§ **Task statement**: Reproduce all the material exactly, minus any pictures it holds.

Data records:
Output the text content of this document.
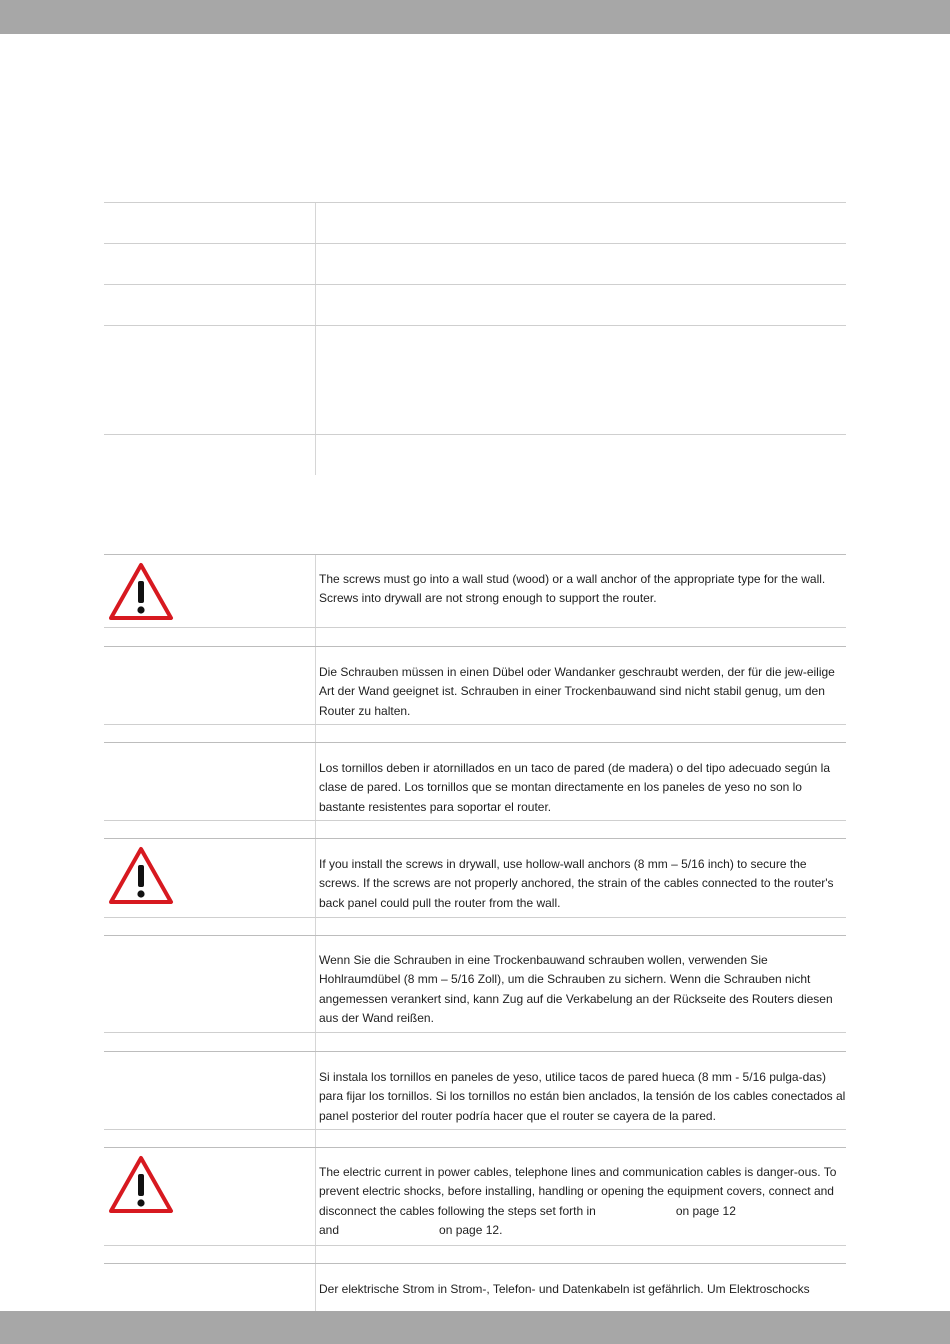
The screws must go into a wall stud (wood) or a wall anchor of the appropriate type for the wall. Screws into drywall are not strong enough to support the router.
Die Schrauben müssen in einen Dübel oder Wandanker geschraubt werden, der für die jew-eilige Art der Wand geeignet ist. Schrauben in einer Trockenbauwand sind nicht stabil genug, um den Router zu halten.
Los tornillos deben ir atornillados en un taco de pared (de madera) o del tipo adecuado según la clase de pared. Los tornillos que se montan directamente en los paneles de yeso no son lo bastante resistentes para soportar el router.
If you install the screws in drywall, use hollow-wall anchors (8 mm – 5/16 inch) to secure the screws. If the screws are not properly anchored, the strain of the cables connected to the router's back panel could pull the router from the wall.
Wenn Sie die Schrauben in eine Trockenbauwand schrauben wollen, verwenden Sie Hohlraumdübel (8 mm – 5/16 Zoll), um die Schrauben zu sichern. Wenn die Schrauben nicht angemessen verankert sind, kann Zug auf die Verkabelung an der Rückseite des Routers diesen aus der Wand reißen.
Si instala los tornillos en paneles de yeso, utilice tacos de pared hueca (8 mm - 5/16 pulga-das) para fijar los tornillos. Si los tornillos no están bien anclados, la tensión de los cables conectados al panel posterior del router podría hacer que el router se cayera de la pared.
The electric current in power cables, telephone lines and communication cables is danger-ous. To prevent electric shocks, before installing, handling or opening the equipment covers, connect and disconnect the cables following the steps set forth in	on page 12
and	on page 12.
Der elektrische Strom in Strom-, Telefon- und Datenkabeln ist gefährlich. Um Elektroschocks
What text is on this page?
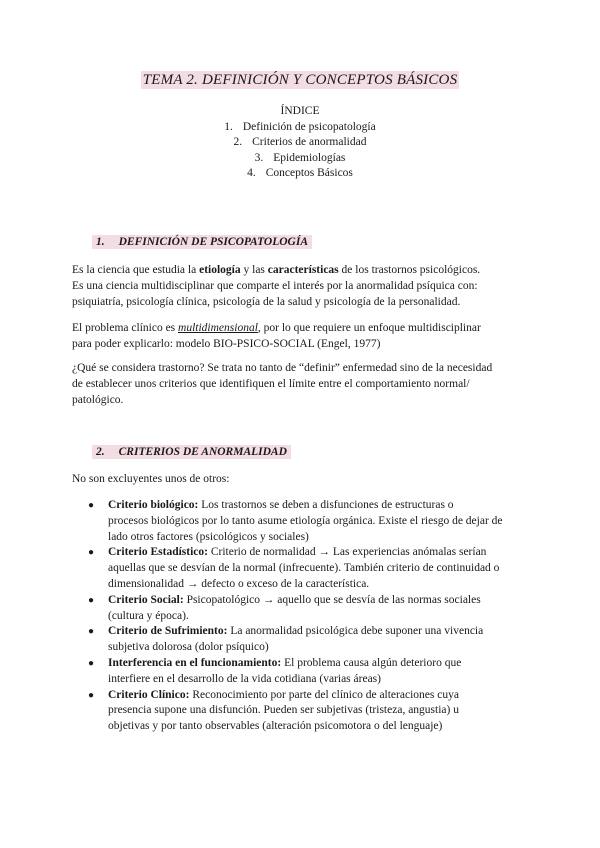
TEMA 2. DEFINICIÓN Y CONCEPTOS BÁSICOS
ÍNDICE
1. Definición de psicopatología
2. Criterios de anormalidad
3. Epidemiologías
4. Conceptos Básicos
1. DEFINICIÓN DE PSICOPATOLOGÍA

Es la ciencia que estudia la etiología y las características de los trastornos psicológicos.
Es una ciencia multidisciplinar que comparte el interés por la anormalidad psíquica con:
psiquiatría, psicología clínica, psicología de la salud y psicología de la personalidad.

El problema clínico es multidimensional, por lo que requiere un enfoque multidisciplinar
para poder explicarlo: modelo BIO-PSICO-SOCIAL (Engel, 1977)

¿Qué se considera trastorno? Se trata no tanto de “definir” enfermedad sino de la necesidad
de establecer unos criterios que identifiquen el límite entre el comportamiento normal/
patológico.

2. CRITERIOS DE ANORMALIDAD

No son excluyentes unos de otros:

● Criterio biológico: Los trastornos se deben a disfunciones de estructuras o
procesos biológicos por lo tanto asume etiología orgánica. Existe el riesgo de dejar de
lado otros factores (psicológicos y sociales)
● Criterio Estadístico: Criterio de normalidad → Las experiencias anómalas serían
aquellas que se desvían de la normal (infrecuente). También criterio de continuidad o
dimensionalidad → defecto o exceso de la característica.
● Criterio Social: Psicopatológico → aquello que se desvía de las normas sociales
(cultura y época).
● Criterio de Sufrimiento: La anormalidad psicológica debe suponer una vivencia
subjetiva dolorosa (dolor psíquico)
● Interferencia en el funcionamiento: El problema causa algún deterioro que
interfiere en el desarrollo de la vida cotidiana (varias áreas)
● Criterio Clínico: Reconocimiento por parte del clínico de alteraciones cuya
presencia supone una disfunción. Pueden ser subjetivas (tristeza, angustia) u
objetivas y por tanto observables (alteración psicomotora o del lenguaje)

§ **Expected output**:
Output the text content of this document.
The screws must go into a wall stud (wood) or a wall anchor of the appropriate type for the wall. Screws into drywall are not strong enough to support the router.
Die Schrauben müssen in einen Dübel oder Wandanker geschraubt werden, der für die jew-eilige Art der Wand geeignet ist. Schrauben in einer Trockenbauwand sind nicht stabil genug, um den Router zu halten.
Los tornillos deben ir atornillados en un taco de pared (de madera) o del tipo adecuado según la clase de pared. Los tornillos que se montan directamente en los paneles de yeso no son lo bastante resistentes para soportar el router.
If you install the screws in drywall, use hollow-wall anchors (8 mm – 5/16 inch) to secure the screws. If the screws are not properly anchored, the strain of the cables connected to the router's back panel could pull the router from the wall.
Wenn Sie die Schrauben in eine Trockenbauwand schrauben wollen, verwenden Sie Hohlraumdübel (8 mm – 5/16 Zoll), um die Schrauben zu sichern. Wenn die Schrauben nicht angemessen verankert sind, kann Zug auf die Verkabelung an der Rückseite des Routers diesen aus der Wand reißen.
Si instala los tornillos en paneles de yeso, utilice tacos de pared hueca (8 mm - 5/16 pulga-das) para fijar los tornillos. Si los tornillos no están bien anclados, la tensión de los cables conectados al panel posterior del router podría hacer que el router se cayera de la pared.
The electric current in power cables, telephone lines and communication cables is danger-ous. To prevent electric shocks, before installing, handling or opening the equipment covers, connect and disconnect the cables following the steps set forth in	on page 12
and	on page 12.
Der elektrische Strom in Strom-, Telefon- und Datenkabeln ist gefährlich. Um Elektroschocks
What text is on this page?
TEMA 2. DEFINICIÓN Y CONCEPTOS BÁSICOS
ÍNDICE
1. Definición de psicopatología
2. Criterios de anormalidad
3. Epidemiologías
4. Conceptos Básicos
1. DEFINICIÓN DE PSICOPATOLOGÍA

Es la ciencia que estudia la etiología y las características de los trastornos psicológicos.
Es una ciencia multidisciplinar que comparte el interés por la anormalidad psíquica con:
psiquiatría, psicología clínica, psicología de la salud y psicología de la personalidad.

El problema clínico es multidimensional, por lo que requiere un enfoque multidisciplinar
para poder explicarlo: modelo BIO-PSICO-SOCIAL (Engel, 1977)

¿Qué se considera trastorno? Se trata no tanto de “definir” enfermedad sino de la necesidad
de establecer unos criterios que identifiquen el límite entre el comportamiento normal/
patológico.

2. CRITERIOS DE ANORMALIDAD

No son excluyentes unos de otros:

● Criterio biológico: Los trastornos se deben a disfunciones de estructuras o
procesos biológicos por lo tanto asume etiología orgánica. Existe el riesgo de dejar de
lado otros factores (psicológicos y sociales)
● Criterio Estadístico: Criterio de normalidad → Las experiencias anómalas serían
aquellas que se desvían de la normal (infrecuente). También criterio de continuidad o
dimensionalidad → defecto o exceso de la característica.
● Criterio Social: Psicopatológico → aquello que se desvía de las normas sociales
(cultura y época).
● Criterio de Sufrimiento: La anormalidad psicológica debe suponer una vivencia
subjetiva dolorosa (dolor psíquico)
● Interferencia en el funcionamiento: El problema causa algún deterioro que
interfiere en el desarrollo de la vida cotidiana (varias áreas)
● Criterio Clínico: Reconocimiento por parte del clínico de alteraciones cuya
presencia supone una disfunción. Pueden ser subjetivas (tristeza, angustia) u
objetivas y por tanto observables (alteración psicomotora o del lenguaje)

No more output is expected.